**Quoted text**
━━━━
WLP036 Dusseldorf Alt Yeast
Traditional Alt yeast from Dusseldorf, Germany. Produces clean, slightly sweet alt beers. Does not accentuate hop flavor as WLP029 does. 
Attenuation: 65-72%
Flocculation: Medium
Optimum Fermentation Temperature: 65-69°F
Alcohol Tolerance: Medium

Reviews:
Write your own review

" ... one of my top two"
By: Sean
Date: June 15, 2009
Beer Brewed:
Amber/Vienna
Comments: Not entirely sure what happened with this one, but first time using this yeast. Mashed at 150, fermented at about 68-72 (just using a water bath and letting it go). Fermentation lasted for about six days initially. Rest occurred for about three then started fermenting again for about another seven days at about 75% of the initial rate. At transfer the beer had almost no body. Flocculation was not great either. Lots of yeast production. Transferred the beer to cornelius kegs where I left for three weeks. Yeast dropped entirely to create a wonderfully bright beer. With the carbonation beer rounded out beautifully. Bitterness was a little apparent than would have liked due to lower residual, but overall yeast went from one of my least favorite to one of my top two! Will be doing this one again.
━━━━
**Source material**
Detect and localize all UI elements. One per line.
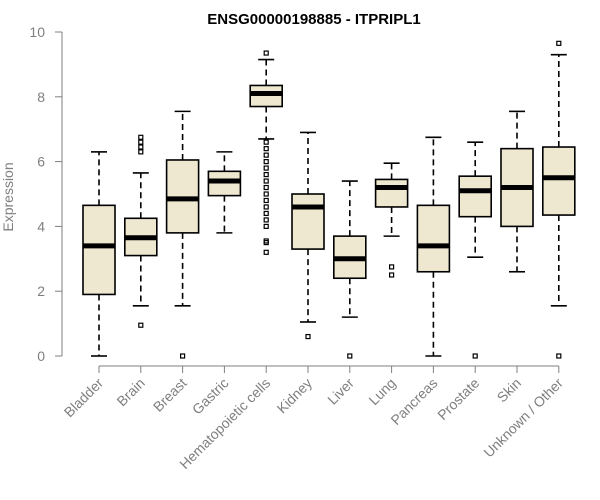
━━━━
**What to do**
[1] List each specification the WLP036 yeast description gives under its heading, along with its stated value.
[2] Copy out the WLP036 yeast description word for word, everything from "WLP036 Dusseldorf Alt" down to "as WLP029 does.".

**Answers to the problems**
[1]
- Attenuation: 65-72%
- Flocculation: Medium
- Optimum Fermentation Temperature: 65-69°F
- Alcohol Tolerance: Medium

[2]
WLP036 Dusseldorf Alt Yeast
Traditional Alt yeast from Dusseldorf, Germany. Produces clean, slightly sweet alt beers. Does not accentuate hop flavor as WLP029 does.